| SUPPLIED RECORDS |

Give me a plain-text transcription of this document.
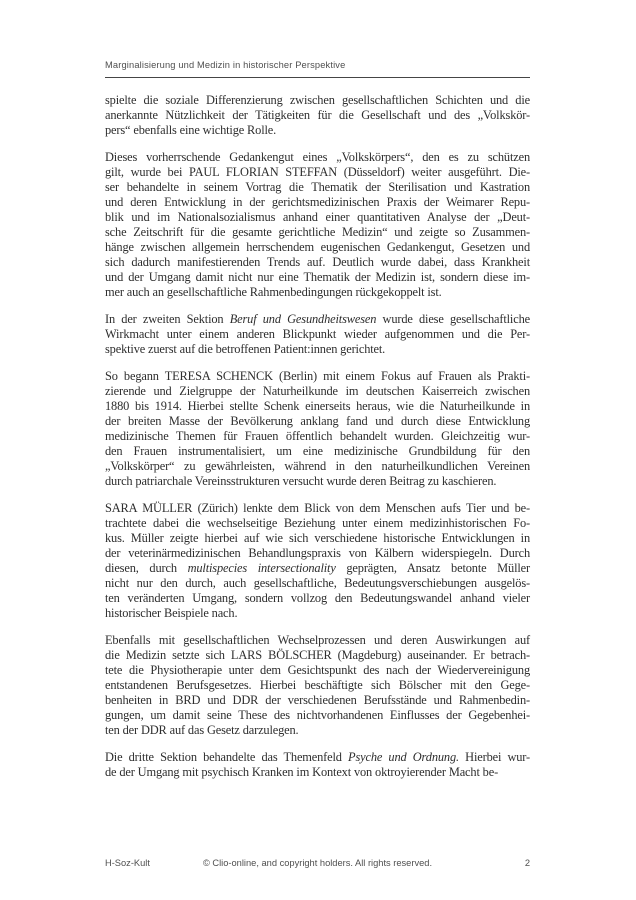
Marginalisierung und Medizin in historischer Perspektive

spielte die soziale Differenzierung zwischen gesellschaftlichen Schichten und die
anerkannte Nützlichkeit der Tätigkeiten für die Gesellschaft und des „Volkskör-
pers“ ebenfalls eine wichtige Rolle.

Dieses vorherrschende Gedankengut eines „Volkskörpers“, den es zu schützen
gilt, wurde bei PAUL FLORIAN STEFFAN (Düsseldorf) weiter ausgeführt. Die-
ser behandelte in seinem Vortrag die Thematik der Sterilisation und Kastration
und deren Entwicklung in der gerichtsmedizinischen Praxis der Weimarer Repu-
blik und im Nationalsozialismus anhand einer quantitativen Analyse der „Deut-
sche Zeitschrift für die gesamte gerichtliche Medizin“ und zeigte so Zusammen-
hänge zwischen allgemein herrschendem eugenischen Gedankengut, Gesetzen und
sich dadurch manifestierenden Trends auf. Deutlich wurde dabei, dass Krankheit
und der Umgang damit nicht nur eine Thematik der Medizin ist, sondern diese im-
mer auch an gesellschaftliche Rahmenbedingungen rückgekoppelt ist.

In der zweiten Sektion Beruf und Gesundheitswesen wurde diese gesellschaftliche
Wirkmacht unter einem anderen Blickpunkt wieder aufgenommen und die Per-
spektive zuerst auf die betroffenen Patient:innen gerichtet.

So begann TERESA SCHENCK (Berlin) mit einem Fokus auf Frauen als Prakti-
zierende und Zielgruppe der Naturheilkunde im deutschen Kaiserreich zwischen
1880 bis 1914. Hierbei stellte Schenk einerseits heraus, wie die Naturheilkunde in
der breiten Masse der Bevölkerung anklang fand und durch diese Entwicklung
medizinische Themen für Frauen öffentlich behandelt wurden. Gleichzeitig wur-
den Frauen instrumentalisiert, um eine medizinische Grundbildung für den
„Volkskörper“ zu gewährleisten, während in den naturheilkundlichen Vereinen
durch patriarchale Vereinsstrukturen versucht wurde deren Beitrag zu kaschieren.

SARA MÜLLER (Zürich) lenkte dem Blick von dem Menschen aufs Tier und be-
trachtete dabei die wechselseitige Beziehung unter einem medizinhistorischen Fo-
kus. Müller zeigte hierbei auf wie sich verschiedene historische Entwicklungen in
der veterinärmedizinischen Behandlungspraxis von Kälbern widerspiegeln. Durch
diesen, durch multispecies intersectionality geprägten, Ansatz betonte Müller
nicht nur den durch, auch gesellschaftliche, Bedeutungsverschiebungen ausgelös-
ten veränderten Umgang, sondern vollzog den Bedeutungswandel anhand vieler
historischer Beispiele nach.

Ebenfalls mit gesellschaftlichen Wechselprozessen und deren Auswirkungen auf
die Medizin setzte sich LARS BÖLSCHER (Magdeburg) auseinander. Er betrach-
tete die Physiotherapie unter dem Gesichtspunkt des nach der Wiedervereinigung
entstandenen Berufsgesetzes. Hierbei beschäftigte sich Bölscher mit den Gege-
benheiten in BRD und DDR der verschiedenen Berufsstände und Rahmenbedin-
gungen, um damit seine These des nichtvorhandenen Einflusses der Gegebenhei-
ten der DDR auf das Gesetz darzulegen.

Die dritte Sektion behandelte das Themenfeld Psyche und Ordnung. Hierbei wur-
de der Umgang mit psychisch Kranken im Kontext von oktroyierender Macht be-

H-Soz-Kult	© Clio-online, and copyright holders. All rights reserved.	2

| TASK DESCRIPTION |
Where the string "gesellschaftlichen" appears in a line of the entries, that line counts; state the total number of such lines and nothing else.

| TASK RESULT |
2